- _What you should do_
Repeat word for word the line with "What text is on this page?" and every line after it until the records below run out.

- _Material provided_
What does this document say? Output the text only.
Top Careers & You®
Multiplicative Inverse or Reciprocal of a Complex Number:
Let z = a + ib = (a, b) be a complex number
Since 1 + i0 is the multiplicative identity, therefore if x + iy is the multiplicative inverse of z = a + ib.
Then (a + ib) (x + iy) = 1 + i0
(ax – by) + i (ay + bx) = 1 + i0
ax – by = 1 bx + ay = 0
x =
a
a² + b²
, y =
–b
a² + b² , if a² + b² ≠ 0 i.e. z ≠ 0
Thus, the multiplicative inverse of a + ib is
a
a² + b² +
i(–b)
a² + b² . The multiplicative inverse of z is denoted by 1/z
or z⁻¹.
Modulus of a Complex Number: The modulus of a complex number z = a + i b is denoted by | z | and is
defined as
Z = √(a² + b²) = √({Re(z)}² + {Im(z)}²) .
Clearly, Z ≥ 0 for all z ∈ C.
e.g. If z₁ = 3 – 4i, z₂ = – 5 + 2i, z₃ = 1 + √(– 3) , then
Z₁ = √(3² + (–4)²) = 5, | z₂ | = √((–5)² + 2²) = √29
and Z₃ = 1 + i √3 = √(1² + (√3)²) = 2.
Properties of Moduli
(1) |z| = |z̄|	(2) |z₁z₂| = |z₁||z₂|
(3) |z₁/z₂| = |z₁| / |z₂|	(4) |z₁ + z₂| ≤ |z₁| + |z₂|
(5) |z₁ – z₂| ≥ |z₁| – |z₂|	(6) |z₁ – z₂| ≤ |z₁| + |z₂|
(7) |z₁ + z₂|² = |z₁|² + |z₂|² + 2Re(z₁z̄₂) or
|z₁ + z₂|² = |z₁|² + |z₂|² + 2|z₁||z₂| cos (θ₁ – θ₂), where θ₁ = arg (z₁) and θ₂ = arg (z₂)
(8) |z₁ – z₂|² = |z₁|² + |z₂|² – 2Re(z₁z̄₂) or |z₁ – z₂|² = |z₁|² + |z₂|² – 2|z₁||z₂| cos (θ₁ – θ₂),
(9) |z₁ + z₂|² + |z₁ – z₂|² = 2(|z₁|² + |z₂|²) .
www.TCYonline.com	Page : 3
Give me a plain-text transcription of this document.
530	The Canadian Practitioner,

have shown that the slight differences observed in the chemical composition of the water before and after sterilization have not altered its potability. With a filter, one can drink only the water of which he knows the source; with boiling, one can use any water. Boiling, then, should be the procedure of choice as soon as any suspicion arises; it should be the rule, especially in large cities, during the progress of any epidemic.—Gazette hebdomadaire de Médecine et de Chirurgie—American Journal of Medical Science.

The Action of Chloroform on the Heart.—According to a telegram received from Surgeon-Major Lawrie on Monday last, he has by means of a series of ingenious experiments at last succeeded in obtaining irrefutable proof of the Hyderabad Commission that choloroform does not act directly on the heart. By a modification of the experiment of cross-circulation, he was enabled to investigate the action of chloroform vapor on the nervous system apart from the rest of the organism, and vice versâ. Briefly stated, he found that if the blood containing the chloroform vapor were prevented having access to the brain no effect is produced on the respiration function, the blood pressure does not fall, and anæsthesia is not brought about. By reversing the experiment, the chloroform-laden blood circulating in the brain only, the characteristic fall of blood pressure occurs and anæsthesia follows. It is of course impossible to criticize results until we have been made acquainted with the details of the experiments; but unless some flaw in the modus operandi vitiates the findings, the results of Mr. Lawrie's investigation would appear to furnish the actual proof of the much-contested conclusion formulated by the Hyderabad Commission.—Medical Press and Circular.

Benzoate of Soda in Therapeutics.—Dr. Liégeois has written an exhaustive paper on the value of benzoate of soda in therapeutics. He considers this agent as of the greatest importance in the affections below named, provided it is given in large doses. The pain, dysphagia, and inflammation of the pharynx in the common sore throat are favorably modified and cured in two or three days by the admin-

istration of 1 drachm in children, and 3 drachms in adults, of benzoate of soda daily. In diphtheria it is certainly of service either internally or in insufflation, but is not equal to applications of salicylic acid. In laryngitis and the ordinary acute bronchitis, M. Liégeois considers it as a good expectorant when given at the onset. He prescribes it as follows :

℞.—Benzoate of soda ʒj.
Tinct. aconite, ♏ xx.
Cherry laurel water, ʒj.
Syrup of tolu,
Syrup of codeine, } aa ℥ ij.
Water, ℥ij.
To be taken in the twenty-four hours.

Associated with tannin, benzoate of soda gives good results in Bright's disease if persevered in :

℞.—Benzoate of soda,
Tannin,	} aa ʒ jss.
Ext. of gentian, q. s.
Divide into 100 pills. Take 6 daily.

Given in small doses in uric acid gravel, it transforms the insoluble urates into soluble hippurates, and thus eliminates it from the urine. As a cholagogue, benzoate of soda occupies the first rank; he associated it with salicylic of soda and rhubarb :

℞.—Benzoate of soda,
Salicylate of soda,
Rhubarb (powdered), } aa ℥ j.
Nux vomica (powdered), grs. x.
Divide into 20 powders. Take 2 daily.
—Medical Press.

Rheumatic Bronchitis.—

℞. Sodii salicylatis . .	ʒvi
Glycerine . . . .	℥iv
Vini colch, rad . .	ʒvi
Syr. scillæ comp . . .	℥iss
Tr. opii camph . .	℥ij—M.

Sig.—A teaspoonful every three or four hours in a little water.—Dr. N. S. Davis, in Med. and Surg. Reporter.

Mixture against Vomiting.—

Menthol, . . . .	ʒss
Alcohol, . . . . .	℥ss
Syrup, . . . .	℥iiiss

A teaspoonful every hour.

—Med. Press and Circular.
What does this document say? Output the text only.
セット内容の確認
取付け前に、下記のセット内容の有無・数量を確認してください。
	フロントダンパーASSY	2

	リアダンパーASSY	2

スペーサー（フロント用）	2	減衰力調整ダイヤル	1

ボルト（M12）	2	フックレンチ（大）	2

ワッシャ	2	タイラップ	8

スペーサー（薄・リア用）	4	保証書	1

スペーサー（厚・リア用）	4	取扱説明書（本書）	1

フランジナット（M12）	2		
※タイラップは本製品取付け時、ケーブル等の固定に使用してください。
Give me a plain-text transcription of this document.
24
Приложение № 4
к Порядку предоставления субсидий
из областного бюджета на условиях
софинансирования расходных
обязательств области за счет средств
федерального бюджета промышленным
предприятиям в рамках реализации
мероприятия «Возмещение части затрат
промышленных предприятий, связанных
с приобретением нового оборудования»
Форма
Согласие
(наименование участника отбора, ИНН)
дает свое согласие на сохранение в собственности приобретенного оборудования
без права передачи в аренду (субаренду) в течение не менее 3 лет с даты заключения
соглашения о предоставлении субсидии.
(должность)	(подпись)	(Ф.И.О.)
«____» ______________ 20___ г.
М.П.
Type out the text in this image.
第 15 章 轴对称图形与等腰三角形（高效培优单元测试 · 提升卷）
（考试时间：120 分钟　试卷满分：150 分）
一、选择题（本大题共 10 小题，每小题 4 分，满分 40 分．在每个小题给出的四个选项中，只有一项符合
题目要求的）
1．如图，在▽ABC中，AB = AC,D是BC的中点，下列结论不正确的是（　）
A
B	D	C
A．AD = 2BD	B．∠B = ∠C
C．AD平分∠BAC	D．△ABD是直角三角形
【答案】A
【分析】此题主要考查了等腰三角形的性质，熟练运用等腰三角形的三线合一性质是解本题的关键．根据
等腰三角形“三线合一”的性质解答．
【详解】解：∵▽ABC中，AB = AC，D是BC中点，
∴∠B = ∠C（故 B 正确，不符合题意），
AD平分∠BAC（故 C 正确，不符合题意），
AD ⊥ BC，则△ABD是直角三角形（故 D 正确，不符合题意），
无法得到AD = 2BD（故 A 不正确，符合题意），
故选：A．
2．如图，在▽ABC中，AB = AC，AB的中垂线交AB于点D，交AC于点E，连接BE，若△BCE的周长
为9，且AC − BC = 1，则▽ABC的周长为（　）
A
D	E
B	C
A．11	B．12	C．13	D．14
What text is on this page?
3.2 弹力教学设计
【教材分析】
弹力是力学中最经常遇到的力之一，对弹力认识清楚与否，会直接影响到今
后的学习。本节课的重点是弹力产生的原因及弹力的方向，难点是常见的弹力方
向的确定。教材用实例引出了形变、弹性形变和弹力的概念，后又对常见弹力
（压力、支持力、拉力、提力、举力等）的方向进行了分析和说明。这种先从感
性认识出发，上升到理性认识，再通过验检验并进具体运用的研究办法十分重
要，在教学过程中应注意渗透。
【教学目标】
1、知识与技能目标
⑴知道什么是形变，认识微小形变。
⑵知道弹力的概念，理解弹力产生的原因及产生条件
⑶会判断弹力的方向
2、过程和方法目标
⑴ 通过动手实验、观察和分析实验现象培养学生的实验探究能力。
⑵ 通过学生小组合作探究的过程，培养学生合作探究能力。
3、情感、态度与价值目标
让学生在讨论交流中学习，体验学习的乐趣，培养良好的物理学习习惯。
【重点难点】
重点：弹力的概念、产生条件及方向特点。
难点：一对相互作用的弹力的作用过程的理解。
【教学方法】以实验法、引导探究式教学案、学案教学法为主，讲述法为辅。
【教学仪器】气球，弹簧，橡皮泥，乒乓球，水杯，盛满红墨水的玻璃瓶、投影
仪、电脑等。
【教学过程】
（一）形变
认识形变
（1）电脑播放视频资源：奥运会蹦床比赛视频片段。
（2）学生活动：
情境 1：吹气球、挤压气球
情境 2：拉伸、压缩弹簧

- _Solution_
What text is on this page?
3.2 弹力教学设计
【教材分析】
弹力是力学中最经常遇到的力之一，对弹力认识清楚与否，会直接影响到今
后的学习。本节课的重点是弹力产生的原因及弹力的方向，难点是常见的弹力方
向的确定。教材用实例引出了形变、弹性形变和弹力的概念，后又对常见弹力
（压力、支持力、拉力、提力、举力等）的方向进行了分析和说明。这种先从感
性认识出发，上升到理性认识，再通过验检验并进具体运用的研究办法十分重
要，在教学过程中应注意渗透。
【教学目标】
1、知识与技能目标
⑴知道什么是形变，认识微小形变。
⑵知道弹力的概念，理解弹力产生的原因及产生条件
⑶会判断弹力的方向
2、过程和方法目标
⑴ 通过动手实验、观察和分析实验现象培养学生的实验探究能力。
⑵ 通过学生小组合作探究的过程，培养学生合作探究能力。
3、情感、态度与价值目标
让学生在讨论交流中学习，体验学习的乐趣，培养良好的物理学习习惯。
【重点难点】
重点：弹力的概念、产生条件及方向特点。
难点：一对相互作用的弹力的作用过程的理解。
【教学方法】以实验法、引导探究式教学案、学案教学法为主，讲述法为辅。
【教学仪器】气球，弹簧，橡皮泥，乒乓球，水杯，盛满红墨水的玻璃瓶、投影
仪、电脑等。
【教学过程】
（一）形变
认识形变
（1）电脑播放视频资源：奥运会蹦床比赛视频片段。
（2）学生活动：
情境 1：吹气球、挤压气球
情境 2：拉伸、压缩弹簧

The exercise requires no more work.